WHAT IS EXPECTED: Copy out exactly the lines from the one containing "Transcribe this image's" through the end of the records, and no pictures.

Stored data

#####

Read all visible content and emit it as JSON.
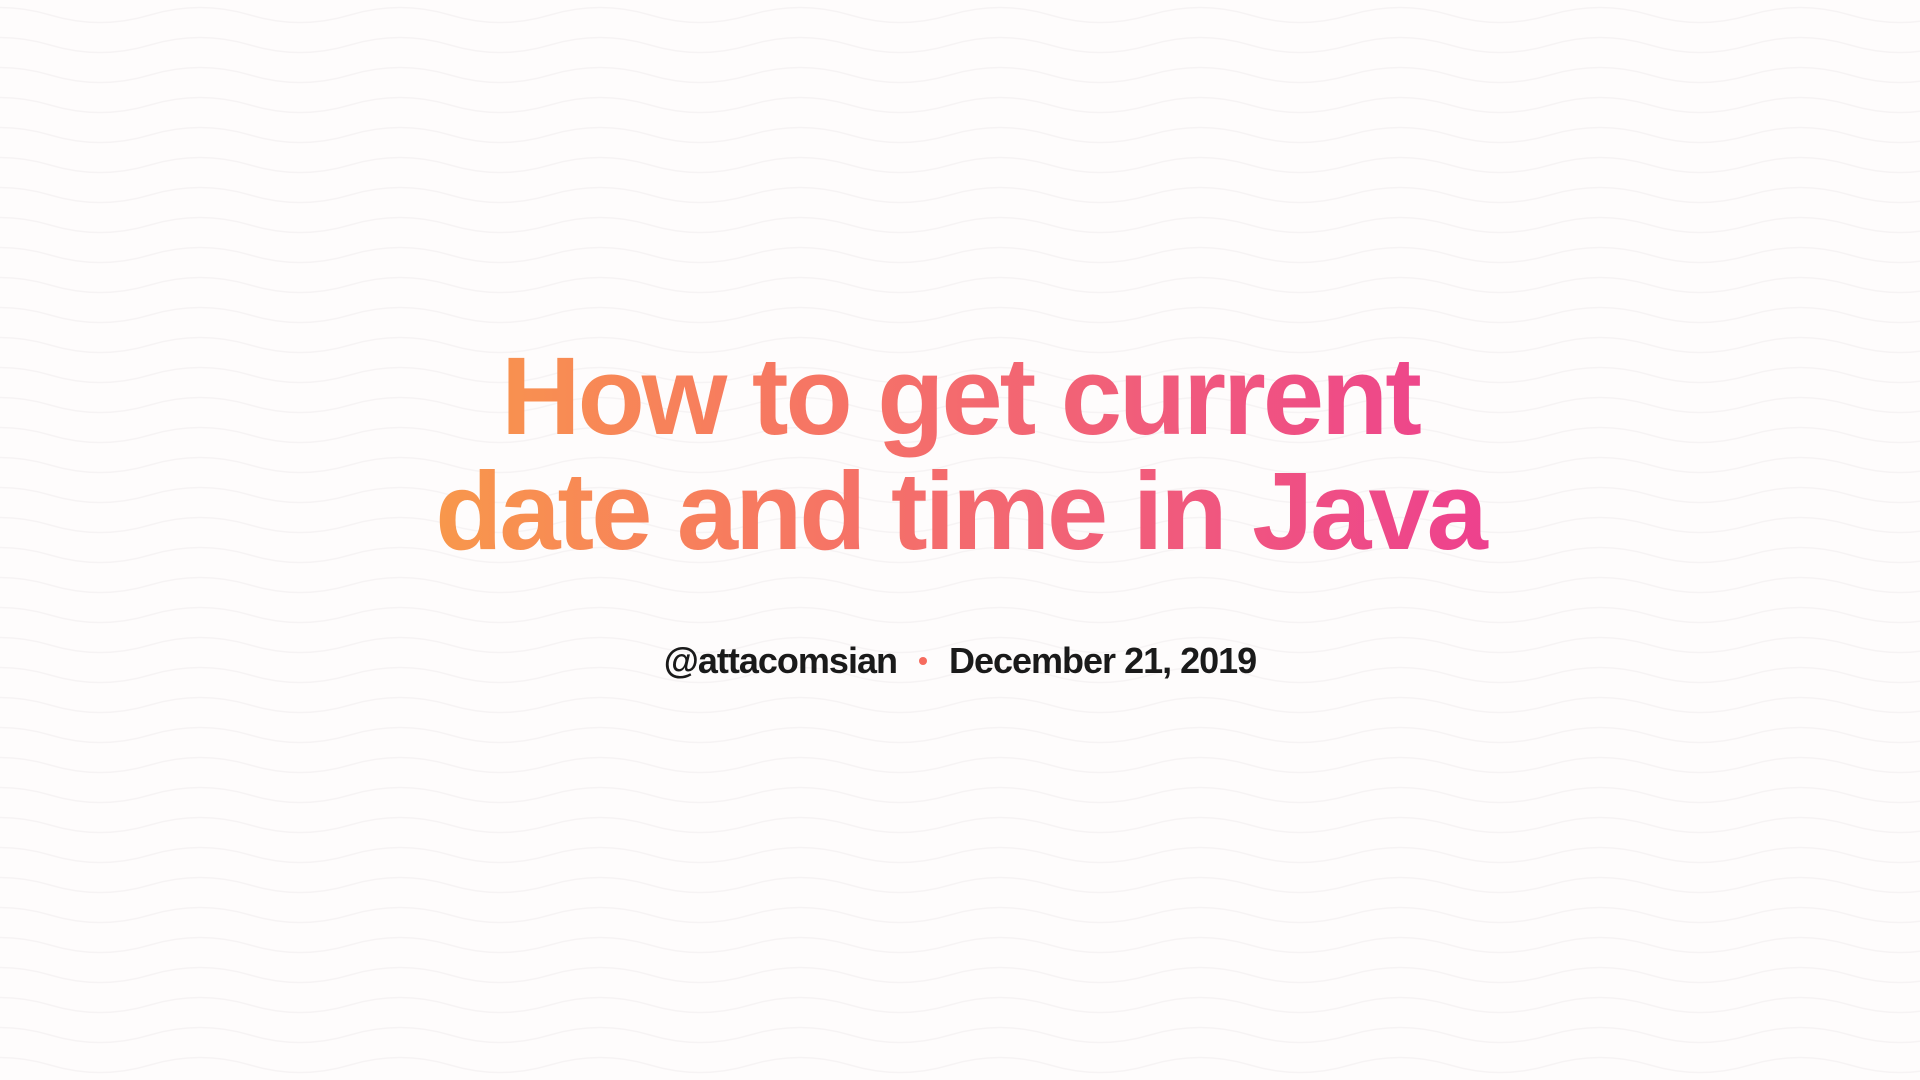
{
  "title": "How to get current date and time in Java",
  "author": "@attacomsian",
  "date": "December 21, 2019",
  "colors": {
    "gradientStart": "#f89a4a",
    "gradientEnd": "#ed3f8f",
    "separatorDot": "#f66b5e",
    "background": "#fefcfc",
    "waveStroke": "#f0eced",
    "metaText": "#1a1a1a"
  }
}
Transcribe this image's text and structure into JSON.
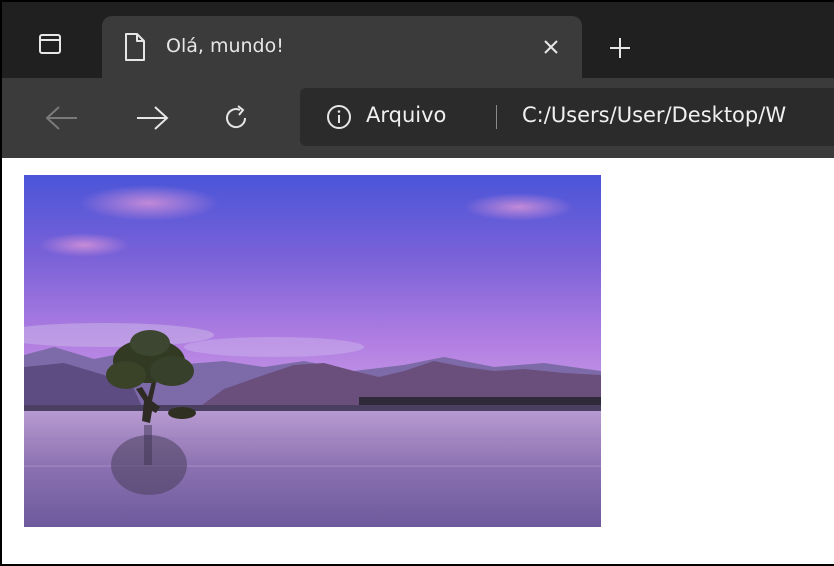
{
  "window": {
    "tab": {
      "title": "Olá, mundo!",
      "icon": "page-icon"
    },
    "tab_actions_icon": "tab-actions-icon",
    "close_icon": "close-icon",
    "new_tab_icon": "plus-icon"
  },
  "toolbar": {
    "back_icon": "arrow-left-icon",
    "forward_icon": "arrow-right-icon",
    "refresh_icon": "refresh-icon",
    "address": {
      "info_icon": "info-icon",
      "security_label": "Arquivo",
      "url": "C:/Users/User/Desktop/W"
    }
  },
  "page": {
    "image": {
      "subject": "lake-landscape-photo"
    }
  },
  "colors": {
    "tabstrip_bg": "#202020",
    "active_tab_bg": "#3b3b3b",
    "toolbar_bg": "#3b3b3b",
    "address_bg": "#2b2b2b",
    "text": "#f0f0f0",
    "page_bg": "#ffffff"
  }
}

#####

TASK ANSWER:
Transcribe this image's text and structure into JSON.
{
  "window": {
    "tab": {
      "title": "Olá, mundo!",
      "icon": "page-icon"
    },
    "tab_actions_icon": "tab-actions-icon",
    "close_icon": "close-icon",
    "new_tab_icon": "plus-icon"
  },
  "toolbar": {
    "back_icon": "arrow-left-icon",
    "forward_icon": "arrow-right-icon",
    "refresh_icon": "refresh-icon",
    "address": {
      "info_icon": "info-icon",
      "security_label": "Arquivo",
      "url": "C:/Users/User/Desktop/W"
    }
  },
  "page": {
    "image": {
      "subject": "lake-landscape-photo"
    }
  },
  "colors": {
    "tabstrip_bg": "#202020",
    "active_tab_bg": "#3b3b3b",
    "toolbar_bg": "#3b3b3b",
    "address_bg": "#2b2b2b",
    "text": "#f0f0f0",
    "page_bg": "#ffffff"
  }
}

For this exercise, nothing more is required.